Dataset extract:
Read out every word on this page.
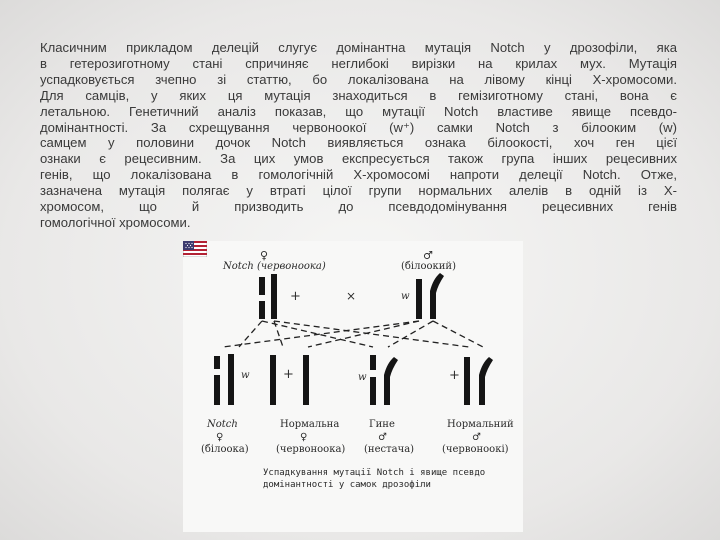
Класичним прикладом делецій слугує домінантна мутація Notch у дрозофіли, яка
в гетерозиготному стані спричиняє неглибокі вирізки на крилах мух. Мутація
успадковується зчепно зі статтю, бо локалізована на лівому кінці Х-хромосоми.
Для самців, у яких ця мутація знаходиться в гемізиготному стані, вона є
летальною. Генетичний аналіз показав, що мутації Notch властиве явище псевдо-
домінантності. За схрещування червоноокої (w⁺) самки Notch з білооким (w)
самцем у половини дочок Notch виявляється ознака білоокості, хоч ген цієї
ознаки є рецесивним. За цих умов експресується також група інших рецесивних
генів, що локалізована в гомологічній Х-хромосомі напроти делеції Notch. Отже,
зазначена мутація полягає у втраті цілої групи нормальних алелів в одній із Х-
хромосом, що й призводить до псевдодомінування рецесивних генів
гомологічної хромосоми.
Notch (червоноока)
♀	♂
(білоокий)
+	×	w
w	+	w	+
Notch
♀
(білоока)
Нормальна
♀
(червоноока)
Гине
♂
(нестача)
Нормальний
♂
(червоноокі)
Успадкування мутації Notch і явище псевдо
домінантності у самок дрозофіли
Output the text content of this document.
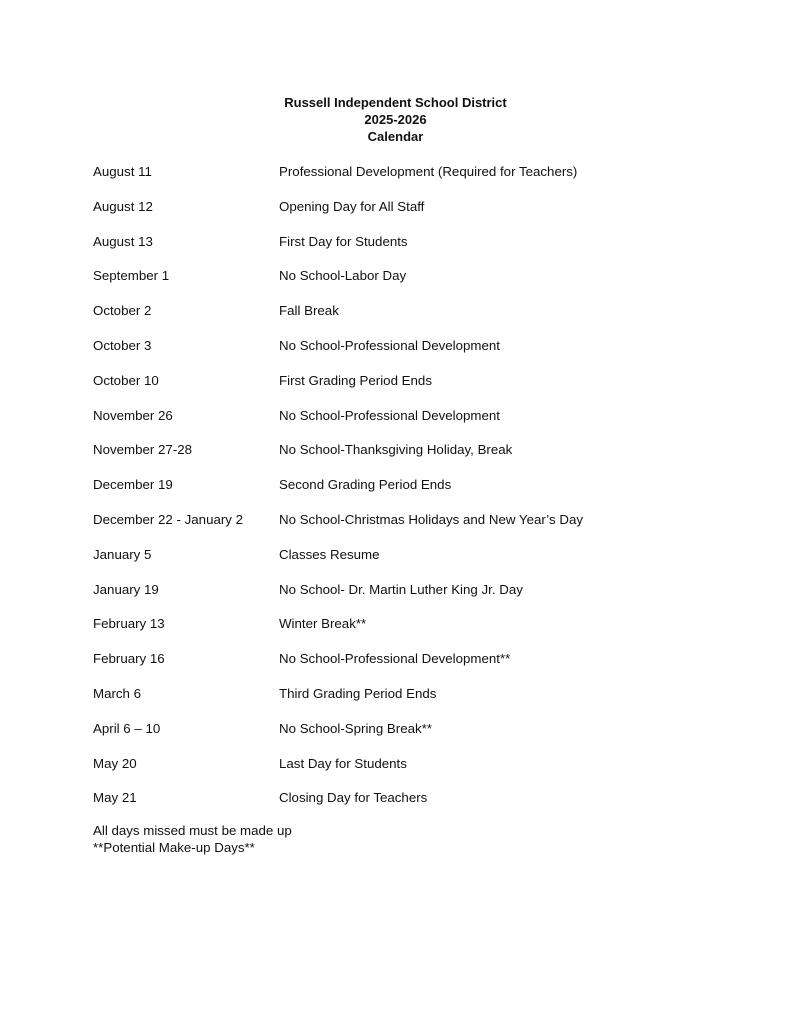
Russell Independent School District
2025-2026
Calendar
August 11	Professional Development (Required for Teachers)
August 12	Opening Day for All Staff
August 13	First Day for Students
September 1	No School-Labor Day
October 2	Fall Break
October 3	No School-Professional Development
October 10	First Grading Period Ends
November 26	No School-Professional Development
November 27-28	No School-Thanksgiving Holiday, Break
December 19	Second Grading Period Ends
December 22 - January 2	No School-Christmas Holidays and New Year’s Day
January 5	Classes Resume
January 19	No School- Dr. Martin Luther King Jr. Day
February 13	Winter Break**
February 16	No School-Professional Development**
March 6	Third Grading Period Ends
April 6 – 10	No School-Spring Break**
May 20	Last Day for Students
May 21	Closing Day for Teachers
All days missed must be made up
**Potential Make-up Days**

Goal of the exercise: Make a copy of each line that contains the string "Grading".

The reply:
October 10	First Grading Period Ends
December 19	Second Grading Period Ends
March 6	Third Grading Period Ends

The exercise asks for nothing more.